[Items listed in a dataset]
* BEGIN *
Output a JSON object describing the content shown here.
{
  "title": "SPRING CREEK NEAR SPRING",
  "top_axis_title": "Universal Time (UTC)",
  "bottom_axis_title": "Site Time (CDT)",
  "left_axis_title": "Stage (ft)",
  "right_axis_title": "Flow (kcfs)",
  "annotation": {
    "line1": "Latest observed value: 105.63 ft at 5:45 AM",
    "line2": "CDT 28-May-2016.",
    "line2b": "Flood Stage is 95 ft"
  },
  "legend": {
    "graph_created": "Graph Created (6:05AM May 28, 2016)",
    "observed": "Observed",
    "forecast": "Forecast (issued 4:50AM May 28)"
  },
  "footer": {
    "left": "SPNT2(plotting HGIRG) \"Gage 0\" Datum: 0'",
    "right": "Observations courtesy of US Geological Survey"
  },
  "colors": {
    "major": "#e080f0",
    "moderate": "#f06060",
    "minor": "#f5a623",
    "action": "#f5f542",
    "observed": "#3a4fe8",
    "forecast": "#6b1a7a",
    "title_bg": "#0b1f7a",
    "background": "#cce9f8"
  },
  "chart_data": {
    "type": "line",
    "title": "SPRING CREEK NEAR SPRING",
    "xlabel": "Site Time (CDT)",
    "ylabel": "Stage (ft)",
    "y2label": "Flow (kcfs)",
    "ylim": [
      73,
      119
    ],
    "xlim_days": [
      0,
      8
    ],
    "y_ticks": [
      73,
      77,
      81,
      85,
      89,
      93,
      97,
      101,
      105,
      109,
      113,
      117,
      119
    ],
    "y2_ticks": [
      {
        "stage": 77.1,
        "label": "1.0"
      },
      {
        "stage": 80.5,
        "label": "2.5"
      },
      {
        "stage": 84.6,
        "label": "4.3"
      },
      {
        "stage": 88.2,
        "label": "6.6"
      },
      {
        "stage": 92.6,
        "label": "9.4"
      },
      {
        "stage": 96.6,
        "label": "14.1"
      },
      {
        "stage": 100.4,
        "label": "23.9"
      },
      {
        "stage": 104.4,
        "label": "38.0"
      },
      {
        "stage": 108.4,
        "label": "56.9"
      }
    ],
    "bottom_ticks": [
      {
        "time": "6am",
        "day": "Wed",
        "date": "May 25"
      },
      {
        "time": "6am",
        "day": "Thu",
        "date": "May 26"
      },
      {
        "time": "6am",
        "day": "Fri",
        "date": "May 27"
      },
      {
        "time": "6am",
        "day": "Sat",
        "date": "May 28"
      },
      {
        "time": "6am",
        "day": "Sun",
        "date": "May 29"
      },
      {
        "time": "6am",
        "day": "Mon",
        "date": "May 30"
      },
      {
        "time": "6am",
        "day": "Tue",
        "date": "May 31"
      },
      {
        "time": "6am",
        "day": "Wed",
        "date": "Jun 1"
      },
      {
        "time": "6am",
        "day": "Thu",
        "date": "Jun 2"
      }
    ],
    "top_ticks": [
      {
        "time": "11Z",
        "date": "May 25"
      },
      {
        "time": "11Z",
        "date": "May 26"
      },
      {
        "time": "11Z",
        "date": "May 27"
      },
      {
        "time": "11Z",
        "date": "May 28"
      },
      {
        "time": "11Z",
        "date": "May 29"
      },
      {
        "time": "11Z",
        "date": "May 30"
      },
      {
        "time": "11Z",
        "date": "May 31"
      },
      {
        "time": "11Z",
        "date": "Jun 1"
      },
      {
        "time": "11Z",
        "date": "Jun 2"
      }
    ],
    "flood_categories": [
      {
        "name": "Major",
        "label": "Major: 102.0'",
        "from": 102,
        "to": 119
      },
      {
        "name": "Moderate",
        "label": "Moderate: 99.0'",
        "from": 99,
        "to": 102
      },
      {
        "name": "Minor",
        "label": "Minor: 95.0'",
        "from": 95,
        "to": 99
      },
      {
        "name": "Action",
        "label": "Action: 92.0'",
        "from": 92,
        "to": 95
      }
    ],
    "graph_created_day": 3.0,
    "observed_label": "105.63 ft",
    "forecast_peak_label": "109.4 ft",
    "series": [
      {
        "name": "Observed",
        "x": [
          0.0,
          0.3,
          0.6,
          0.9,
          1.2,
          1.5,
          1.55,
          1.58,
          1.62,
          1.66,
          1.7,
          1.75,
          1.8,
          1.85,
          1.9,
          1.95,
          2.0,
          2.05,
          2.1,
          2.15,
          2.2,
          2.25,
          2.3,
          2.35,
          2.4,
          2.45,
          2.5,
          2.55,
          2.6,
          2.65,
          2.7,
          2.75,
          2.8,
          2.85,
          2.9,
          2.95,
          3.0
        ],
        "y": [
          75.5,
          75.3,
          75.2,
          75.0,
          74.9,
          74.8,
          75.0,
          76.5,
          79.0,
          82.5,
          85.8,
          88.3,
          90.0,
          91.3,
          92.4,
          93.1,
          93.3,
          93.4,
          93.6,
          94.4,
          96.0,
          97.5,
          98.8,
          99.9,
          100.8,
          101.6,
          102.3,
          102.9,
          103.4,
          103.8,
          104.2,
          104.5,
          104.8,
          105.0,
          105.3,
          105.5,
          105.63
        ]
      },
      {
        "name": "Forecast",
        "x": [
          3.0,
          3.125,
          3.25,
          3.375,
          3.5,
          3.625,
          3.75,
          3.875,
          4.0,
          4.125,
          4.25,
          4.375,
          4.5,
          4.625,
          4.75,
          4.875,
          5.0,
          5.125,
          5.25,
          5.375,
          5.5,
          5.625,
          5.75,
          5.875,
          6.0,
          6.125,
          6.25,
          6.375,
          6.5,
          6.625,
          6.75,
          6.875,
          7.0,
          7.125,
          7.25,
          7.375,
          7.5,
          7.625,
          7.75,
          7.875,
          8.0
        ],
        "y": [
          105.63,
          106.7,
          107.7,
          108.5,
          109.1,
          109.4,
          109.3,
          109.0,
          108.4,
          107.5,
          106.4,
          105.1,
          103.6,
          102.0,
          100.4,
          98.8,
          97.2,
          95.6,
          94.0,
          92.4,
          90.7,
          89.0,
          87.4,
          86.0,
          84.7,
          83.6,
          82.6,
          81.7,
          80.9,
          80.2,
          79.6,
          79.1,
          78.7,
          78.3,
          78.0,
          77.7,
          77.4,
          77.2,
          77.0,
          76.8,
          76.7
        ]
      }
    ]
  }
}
* END *
**Brief**:
Copy out the whole listing exactly.

**Result of the exercise**:
Output a JSON object describing the content shown here.
{
  "title": "SPRING CREEK NEAR SPRING",
  "top_axis_title": "Universal Time (UTC)",
  "bottom_axis_title": "Site Time (CDT)",
  "left_axis_title": "Stage (ft)",
  "right_axis_title": "Flow (kcfs)",
  "annotation": {
    "line1": "Latest observed value: 105.63 ft at 5:45 AM",
    "line2": "CDT 28-May-2016.",
    "line2b": "Flood Stage is 95 ft"
  },
  "legend": {
    "graph_created": "Graph Created (6:05AM May 28, 2016)",
    "observed": "Observed",
    "forecast": "Forecast (issued 4:50AM May 28)"
  },
  "footer": {
    "left": "SPNT2(plotting HGIRG) \"Gage 0\" Datum: 0'",
    "right": "Observations courtesy of US Geological Survey"
  },
  "colors": {
    "major": "#e080f0",
    "moderate": "#f06060",
    "minor": "#f5a623",
    "action": "#f5f542",
    "observed": "#3a4fe8",
    "forecast": "#6b1a7a",
    "title_bg": "#0b1f7a",
    "background": "#cce9f8"
  },
  "chart_data": {
    "type": "line",
    "title": "SPRING CREEK NEAR SPRING",
    "xlabel": "Site Time (CDT)",
    "ylabel": "Stage (ft)",
    "y2label": "Flow (kcfs)",
    "ylim": [
      73,
      119
    ],
    "xlim_days": [
      0,
      8
    ],
    "y_ticks": [
      73,
      77,
      81,
      85,
      89,
      93,
      97,
      101,
      105,
      109,
      113,
      117,
      119
    ],
    "y2_ticks": [
      {
        "stage": 77.1,
        "label": "1.0"
      },
      {
        "stage": 80.5,
        "label": "2.5"
      },
      {
        "stage": 84.6,
        "label": "4.3"
      },
      {
        "stage": 88.2,
        "label": "6.6"
      },
      {
        "stage": 92.6,
        "label": "9.4"
      },
      {
        "stage": 96.6,
        "label": "14.1"
      },
      {
        "stage": 100.4,
        "label": "23.9"
      },
      {
        "stage": 104.4,
        "label": "38.0"
      },
      {
        "stage": 108.4,
        "label": "56.9"
      }
    ],
    "bottom_ticks": [
      {
        "time": "6am",
        "day": "Wed",
        "date": "May 25"
      },
      {
        "time": "6am",
        "day": "Thu",
        "date": "May 26"
      },
      {
        "time": "6am",
        "day": "Fri",
        "date": "May 27"
      },
      {
        "time": "6am",
        "day": "Sat",
        "date": "May 28"
      },
      {
        "time": "6am",
        "day": "Sun",
        "date": "May 29"
      },
      {
        "time": "6am",
        "day": "Mon",
        "date": "May 30"
      },
      {
        "time": "6am",
        "day": "Tue",
        "date": "May 31"
      },
      {
        "time": "6am",
        "day": "Wed",
        "date": "Jun 1"
      },
      {
        "time": "6am",
        "day": "Thu",
        "date": "Jun 2"
      }
    ],
    "top_ticks": [
      {
        "time": "11Z",
        "date": "May 25"
      },
      {
        "time": "11Z",
        "date": "May 26"
      },
      {
        "time": "11Z",
        "date": "May 27"
      },
      {
        "time": "11Z",
        "date": "May 28"
      },
      {
        "time": "11Z",
        "date": "May 29"
      },
      {
        "time": "11Z",
        "date": "May 30"
      },
      {
        "time": "11Z",
        "date": "May 31"
      },
      {
        "time": "11Z",
        "date": "Jun 1"
      },
      {
        "time": "11Z",
        "date": "Jun 2"
      }
    ],
    "flood_categories": [
      {
        "name": "Major",
        "label": "Major: 102.0'",
        "from": 102,
        "to": 119
      },
      {
        "name": "Moderate",
        "label": "Moderate: 99.0'",
        "from": 99,
        "to": 102
      },
      {
        "name": "Minor",
        "label": "Minor: 95.0'",
        "from": 95,
        "to": 99
      },
      {
        "name": "Action",
        "label": "Action: 92.0'",
        "from": 92,
        "to": 95
      }
    ],
    "graph_created_day": 3.0,
    "observed_label": "105.63 ft",
    "forecast_peak_label": "109.4 ft",
    "series": [
      {
        "name": "Observed",
        "x": [
          0.0,
          0.3,
          0.6,
          0.9,
          1.2,
          1.5,
          1.55,
          1.58,
          1.62,
          1.66,
          1.7,
          1.75,
          1.8,
          1.85,
          1.9,
          1.95,
          2.0,
          2.05,
          2.1,
          2.15,
          2.2,
          2.25,
          2.3,
          2.35,
          2.4,
          2.45,
          2.5,
          2.55,
          2.6,
          2.65,
          2.7,
          2.75,
          2.8,
          2.85,
          2.9,
          2.95,
          3.0
        ],
        "y": [
          75.5,
          75.3,
          75.2,
          75.0,
          74.9,
          74.8,
          75.0,
          76.5,
          79.0,
          82.5,
          85.8,
          88.3,
          90.0,
          91.3,
          92.4,
          93.1,
          93.3,
          93.4,
          93.6,
          94.4,
          96.0,
          97.5,
          98.8,
          99.9,
          100.8,
          101.6,
          102.3,
          102.9,
          103.4,
          103.8,
          104.2,
          104.5,
          104.8,
          105.0,
          105.3,
          105.5,
          105.63
        ]
      },
      {
        "name": "Forecast",
        "x": [
          3.0,
          3.125,
          3.25,
          3.375,
          3.5,
          3.625,
          3.75,
          3.875,
          4.0,
          4.125,
          4.25,
          4.375,
          4.5,
          4.625,
          4.75,
          4.875,
          5.0,
          5.125,
          5.25,
          5.375,
          5.5,
          5.625,
          5.75,
          5.875,
          6.0,
          6.125,
          6.25,
          6.375,
          6.5,
          6.625,
          6.75,
          6.875,
          7.0,
          7.125,
          7.25,
          7.375,
          7.5,
          7.625,
          7.75,
          7.875,
          8.0
        ],
        "y": [
          105.63,
          106.7,
          107.7,
          108.5,
          109.1,
          109.4,
          109.3,
          109.0,
          108.4,
          107.5,
          106.4,
          105.1,
          103.6,
          102.0,
          100.4,
          98.8,
          97.2,
          95.6,
          94.0,
          92.4,
          90.7,
          89.0,
          87.4,
          86.0,
          84.7,
          83.6,
          82.6,
          81.7,
          80.9,
          80.2,
          79.6,
          79.1,
          78.7,
          78.3,
          78.0,
          77.7,
          77.4,
          77.2,
          77.0,
          76.8,
          76.7
        ]
      }
    ]
  }
}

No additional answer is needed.